*DATA TO PROCESS:*
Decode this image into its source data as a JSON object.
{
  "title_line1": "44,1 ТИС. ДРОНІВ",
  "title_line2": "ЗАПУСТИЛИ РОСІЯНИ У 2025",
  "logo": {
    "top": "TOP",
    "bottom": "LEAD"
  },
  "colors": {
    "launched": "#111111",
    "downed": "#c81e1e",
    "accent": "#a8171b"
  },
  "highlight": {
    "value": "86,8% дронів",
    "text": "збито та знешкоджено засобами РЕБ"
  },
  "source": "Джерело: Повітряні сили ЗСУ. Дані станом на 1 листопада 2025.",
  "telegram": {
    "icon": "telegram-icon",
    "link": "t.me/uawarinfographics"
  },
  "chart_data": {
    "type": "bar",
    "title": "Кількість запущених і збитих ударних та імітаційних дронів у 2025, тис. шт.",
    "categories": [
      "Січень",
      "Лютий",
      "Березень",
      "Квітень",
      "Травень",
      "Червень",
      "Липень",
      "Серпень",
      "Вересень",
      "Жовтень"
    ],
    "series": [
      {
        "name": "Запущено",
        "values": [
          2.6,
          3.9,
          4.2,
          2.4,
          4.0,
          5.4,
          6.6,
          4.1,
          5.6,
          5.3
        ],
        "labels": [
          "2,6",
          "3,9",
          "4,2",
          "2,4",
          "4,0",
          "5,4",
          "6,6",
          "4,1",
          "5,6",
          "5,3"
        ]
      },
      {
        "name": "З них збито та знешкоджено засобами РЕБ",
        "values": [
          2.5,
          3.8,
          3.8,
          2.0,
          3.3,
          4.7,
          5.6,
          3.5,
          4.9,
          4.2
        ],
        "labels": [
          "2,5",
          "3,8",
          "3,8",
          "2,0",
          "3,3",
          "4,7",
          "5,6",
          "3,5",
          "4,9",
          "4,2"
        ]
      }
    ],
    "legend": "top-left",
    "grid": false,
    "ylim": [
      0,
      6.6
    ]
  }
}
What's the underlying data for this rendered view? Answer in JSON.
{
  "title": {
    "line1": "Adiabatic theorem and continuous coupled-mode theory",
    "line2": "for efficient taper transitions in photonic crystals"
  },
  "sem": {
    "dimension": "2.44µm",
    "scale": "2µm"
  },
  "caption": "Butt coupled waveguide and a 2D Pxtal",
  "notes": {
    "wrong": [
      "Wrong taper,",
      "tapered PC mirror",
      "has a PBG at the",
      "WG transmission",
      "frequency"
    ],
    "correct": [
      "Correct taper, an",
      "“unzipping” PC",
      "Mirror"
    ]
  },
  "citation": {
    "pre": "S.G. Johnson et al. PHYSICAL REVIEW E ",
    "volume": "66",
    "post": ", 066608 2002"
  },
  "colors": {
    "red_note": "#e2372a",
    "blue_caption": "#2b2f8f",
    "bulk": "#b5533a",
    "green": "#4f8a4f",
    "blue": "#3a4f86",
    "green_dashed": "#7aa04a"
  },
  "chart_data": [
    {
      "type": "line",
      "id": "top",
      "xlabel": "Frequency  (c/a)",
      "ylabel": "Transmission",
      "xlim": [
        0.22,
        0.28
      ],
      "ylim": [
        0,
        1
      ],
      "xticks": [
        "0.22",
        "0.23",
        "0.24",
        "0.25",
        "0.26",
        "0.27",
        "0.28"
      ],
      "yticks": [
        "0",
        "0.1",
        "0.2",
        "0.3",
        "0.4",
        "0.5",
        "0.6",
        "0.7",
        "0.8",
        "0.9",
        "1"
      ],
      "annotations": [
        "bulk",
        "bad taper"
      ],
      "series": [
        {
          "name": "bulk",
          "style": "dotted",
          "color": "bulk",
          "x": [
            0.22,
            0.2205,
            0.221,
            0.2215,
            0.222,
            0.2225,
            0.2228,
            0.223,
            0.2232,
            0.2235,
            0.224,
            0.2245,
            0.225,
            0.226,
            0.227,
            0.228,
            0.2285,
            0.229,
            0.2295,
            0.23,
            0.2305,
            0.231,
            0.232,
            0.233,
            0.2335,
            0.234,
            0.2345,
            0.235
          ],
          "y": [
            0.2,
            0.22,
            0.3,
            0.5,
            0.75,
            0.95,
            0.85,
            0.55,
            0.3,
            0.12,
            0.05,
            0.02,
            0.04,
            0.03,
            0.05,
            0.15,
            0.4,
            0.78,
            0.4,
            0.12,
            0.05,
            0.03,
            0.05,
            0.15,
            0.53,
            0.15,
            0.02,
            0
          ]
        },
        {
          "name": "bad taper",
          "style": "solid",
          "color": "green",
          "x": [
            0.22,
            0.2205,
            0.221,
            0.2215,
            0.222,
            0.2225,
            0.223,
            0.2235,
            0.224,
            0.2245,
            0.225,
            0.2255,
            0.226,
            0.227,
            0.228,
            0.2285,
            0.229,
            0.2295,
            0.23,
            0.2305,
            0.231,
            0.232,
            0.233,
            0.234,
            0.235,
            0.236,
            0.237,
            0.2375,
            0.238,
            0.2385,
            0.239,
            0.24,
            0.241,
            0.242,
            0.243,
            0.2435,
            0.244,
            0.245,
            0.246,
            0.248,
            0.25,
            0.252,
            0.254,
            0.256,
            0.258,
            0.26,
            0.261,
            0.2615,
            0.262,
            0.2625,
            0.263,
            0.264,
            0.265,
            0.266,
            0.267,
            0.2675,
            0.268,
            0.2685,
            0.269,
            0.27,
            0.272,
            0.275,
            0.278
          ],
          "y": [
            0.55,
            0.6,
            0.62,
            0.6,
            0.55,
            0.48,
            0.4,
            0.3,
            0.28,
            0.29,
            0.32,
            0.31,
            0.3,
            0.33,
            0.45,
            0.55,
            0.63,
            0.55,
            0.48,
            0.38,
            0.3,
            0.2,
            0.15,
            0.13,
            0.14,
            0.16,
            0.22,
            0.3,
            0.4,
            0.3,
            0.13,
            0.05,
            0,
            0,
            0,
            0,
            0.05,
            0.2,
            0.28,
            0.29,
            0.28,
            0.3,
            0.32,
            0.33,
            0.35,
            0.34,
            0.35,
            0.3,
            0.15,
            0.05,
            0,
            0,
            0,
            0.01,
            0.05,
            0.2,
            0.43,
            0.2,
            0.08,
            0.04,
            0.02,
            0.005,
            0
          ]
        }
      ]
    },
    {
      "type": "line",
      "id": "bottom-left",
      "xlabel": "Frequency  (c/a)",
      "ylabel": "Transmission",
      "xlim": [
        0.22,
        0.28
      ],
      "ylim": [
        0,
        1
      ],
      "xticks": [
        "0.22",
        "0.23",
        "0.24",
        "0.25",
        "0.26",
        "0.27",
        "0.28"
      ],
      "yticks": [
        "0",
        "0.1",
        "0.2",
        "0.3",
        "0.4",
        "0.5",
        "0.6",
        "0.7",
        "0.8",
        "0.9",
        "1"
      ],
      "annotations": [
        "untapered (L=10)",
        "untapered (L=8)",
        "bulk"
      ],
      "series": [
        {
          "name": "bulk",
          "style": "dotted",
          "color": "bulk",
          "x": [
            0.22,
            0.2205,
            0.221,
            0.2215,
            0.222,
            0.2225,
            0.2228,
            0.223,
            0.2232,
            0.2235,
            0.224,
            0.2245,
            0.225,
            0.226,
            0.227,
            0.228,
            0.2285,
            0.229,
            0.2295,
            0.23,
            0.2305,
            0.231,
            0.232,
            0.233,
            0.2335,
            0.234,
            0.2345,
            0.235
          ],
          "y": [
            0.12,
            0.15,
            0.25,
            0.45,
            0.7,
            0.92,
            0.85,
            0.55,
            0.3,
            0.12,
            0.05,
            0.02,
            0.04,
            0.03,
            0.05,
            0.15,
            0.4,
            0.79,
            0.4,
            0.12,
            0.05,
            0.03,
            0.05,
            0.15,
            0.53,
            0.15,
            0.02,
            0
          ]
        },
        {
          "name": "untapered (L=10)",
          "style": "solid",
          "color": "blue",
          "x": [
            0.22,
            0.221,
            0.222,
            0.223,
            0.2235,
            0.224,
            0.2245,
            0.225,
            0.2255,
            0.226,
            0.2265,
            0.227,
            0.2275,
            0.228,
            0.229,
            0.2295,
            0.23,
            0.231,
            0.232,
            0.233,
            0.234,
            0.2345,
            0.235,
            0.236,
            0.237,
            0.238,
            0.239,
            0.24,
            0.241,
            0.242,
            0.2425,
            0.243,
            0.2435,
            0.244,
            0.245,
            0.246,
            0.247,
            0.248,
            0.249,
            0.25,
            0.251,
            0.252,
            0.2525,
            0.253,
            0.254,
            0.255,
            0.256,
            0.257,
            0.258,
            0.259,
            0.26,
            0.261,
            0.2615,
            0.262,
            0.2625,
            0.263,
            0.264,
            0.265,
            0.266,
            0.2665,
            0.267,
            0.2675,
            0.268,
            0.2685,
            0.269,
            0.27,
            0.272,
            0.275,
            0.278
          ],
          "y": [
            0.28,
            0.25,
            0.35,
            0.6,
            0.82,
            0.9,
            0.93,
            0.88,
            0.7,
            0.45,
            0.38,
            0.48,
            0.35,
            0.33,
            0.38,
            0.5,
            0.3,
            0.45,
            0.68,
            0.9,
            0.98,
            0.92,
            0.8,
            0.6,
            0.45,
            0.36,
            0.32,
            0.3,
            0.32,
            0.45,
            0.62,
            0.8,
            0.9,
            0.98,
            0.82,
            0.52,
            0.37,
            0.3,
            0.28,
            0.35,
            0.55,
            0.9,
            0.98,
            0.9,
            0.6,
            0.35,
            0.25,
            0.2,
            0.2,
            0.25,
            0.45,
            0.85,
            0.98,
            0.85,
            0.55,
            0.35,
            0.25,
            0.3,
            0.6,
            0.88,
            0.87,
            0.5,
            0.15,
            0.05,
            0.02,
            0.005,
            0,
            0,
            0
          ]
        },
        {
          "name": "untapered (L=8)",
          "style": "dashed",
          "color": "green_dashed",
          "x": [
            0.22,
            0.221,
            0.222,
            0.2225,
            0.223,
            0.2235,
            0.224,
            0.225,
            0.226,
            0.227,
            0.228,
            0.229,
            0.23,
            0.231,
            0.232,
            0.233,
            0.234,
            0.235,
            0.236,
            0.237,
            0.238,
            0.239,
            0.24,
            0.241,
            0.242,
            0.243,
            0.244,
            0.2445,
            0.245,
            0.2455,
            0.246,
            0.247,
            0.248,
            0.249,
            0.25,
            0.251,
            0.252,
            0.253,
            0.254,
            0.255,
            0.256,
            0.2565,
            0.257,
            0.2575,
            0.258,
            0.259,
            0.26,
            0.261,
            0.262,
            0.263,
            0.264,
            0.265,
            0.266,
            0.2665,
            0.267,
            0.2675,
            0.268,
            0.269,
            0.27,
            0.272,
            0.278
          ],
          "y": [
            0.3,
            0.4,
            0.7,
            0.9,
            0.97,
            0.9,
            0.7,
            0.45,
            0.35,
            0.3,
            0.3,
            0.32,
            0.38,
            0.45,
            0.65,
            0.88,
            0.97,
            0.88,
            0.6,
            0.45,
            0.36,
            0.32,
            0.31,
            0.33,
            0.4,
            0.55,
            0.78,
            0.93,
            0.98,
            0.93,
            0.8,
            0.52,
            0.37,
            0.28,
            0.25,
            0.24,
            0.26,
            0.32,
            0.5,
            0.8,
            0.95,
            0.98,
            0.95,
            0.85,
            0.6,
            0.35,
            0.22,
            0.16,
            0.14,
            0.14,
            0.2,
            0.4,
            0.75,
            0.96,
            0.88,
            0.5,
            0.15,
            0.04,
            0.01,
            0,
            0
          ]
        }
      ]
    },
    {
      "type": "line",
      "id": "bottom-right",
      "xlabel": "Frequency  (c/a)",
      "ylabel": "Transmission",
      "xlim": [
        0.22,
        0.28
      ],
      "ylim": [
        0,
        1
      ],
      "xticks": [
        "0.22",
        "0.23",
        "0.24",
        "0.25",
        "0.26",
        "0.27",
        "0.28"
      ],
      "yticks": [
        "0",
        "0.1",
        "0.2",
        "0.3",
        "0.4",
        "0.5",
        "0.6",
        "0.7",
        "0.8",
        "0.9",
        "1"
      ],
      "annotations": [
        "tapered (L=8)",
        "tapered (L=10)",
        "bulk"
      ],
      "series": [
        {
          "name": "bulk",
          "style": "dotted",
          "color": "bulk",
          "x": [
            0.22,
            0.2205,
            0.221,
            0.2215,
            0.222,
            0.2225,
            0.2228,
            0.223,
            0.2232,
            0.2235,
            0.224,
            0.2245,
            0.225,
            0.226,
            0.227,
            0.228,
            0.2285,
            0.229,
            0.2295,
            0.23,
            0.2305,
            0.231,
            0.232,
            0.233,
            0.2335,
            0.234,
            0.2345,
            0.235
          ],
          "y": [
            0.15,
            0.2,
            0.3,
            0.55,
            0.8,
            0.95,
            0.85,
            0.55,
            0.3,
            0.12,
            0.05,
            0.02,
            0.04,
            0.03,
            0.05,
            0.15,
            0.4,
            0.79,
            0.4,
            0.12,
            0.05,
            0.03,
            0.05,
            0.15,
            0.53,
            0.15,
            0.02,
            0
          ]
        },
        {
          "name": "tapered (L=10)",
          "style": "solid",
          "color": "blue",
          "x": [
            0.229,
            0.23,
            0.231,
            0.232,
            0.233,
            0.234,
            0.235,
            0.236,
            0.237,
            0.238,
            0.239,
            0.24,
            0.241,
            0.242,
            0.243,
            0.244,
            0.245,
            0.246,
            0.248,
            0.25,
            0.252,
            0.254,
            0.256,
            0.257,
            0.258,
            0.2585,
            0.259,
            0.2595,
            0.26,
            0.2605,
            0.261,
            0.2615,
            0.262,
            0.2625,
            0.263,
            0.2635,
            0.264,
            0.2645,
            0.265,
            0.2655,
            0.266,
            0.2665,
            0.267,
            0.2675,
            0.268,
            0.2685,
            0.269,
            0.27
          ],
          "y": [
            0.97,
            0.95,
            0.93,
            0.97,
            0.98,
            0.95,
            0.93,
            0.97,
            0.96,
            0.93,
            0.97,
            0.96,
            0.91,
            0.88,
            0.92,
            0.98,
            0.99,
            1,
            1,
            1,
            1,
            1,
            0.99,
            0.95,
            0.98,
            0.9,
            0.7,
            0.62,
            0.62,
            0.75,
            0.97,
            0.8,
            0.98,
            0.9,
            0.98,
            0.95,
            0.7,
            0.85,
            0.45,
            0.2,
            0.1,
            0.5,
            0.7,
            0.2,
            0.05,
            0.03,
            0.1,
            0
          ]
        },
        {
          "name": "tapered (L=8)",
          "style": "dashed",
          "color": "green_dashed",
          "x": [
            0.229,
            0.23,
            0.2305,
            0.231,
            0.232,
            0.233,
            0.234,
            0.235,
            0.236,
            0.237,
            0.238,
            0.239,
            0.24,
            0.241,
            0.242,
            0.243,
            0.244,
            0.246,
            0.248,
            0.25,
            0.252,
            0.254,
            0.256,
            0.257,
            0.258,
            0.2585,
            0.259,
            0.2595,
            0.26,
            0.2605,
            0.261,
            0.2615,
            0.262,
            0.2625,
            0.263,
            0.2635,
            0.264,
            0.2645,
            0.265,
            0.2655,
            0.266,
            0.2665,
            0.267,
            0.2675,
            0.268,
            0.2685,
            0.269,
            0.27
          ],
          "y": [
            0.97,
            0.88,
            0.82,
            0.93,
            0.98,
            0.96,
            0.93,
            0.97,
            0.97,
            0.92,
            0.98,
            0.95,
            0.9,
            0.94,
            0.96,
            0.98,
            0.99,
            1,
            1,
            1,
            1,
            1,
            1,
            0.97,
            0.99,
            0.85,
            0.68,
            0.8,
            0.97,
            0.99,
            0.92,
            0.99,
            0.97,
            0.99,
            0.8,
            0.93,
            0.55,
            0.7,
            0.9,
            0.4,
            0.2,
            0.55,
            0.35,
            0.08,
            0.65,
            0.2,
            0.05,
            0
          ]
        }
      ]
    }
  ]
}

*CHALLENGE:*
Filter out every line that lacks the word "знешкоджено", and copy the rest.

*OUTPUT:*
    "text": "збито та знешкоджено засобами РЕБ"
        "name": "З них збито та знешкоджено засобами РЕБ",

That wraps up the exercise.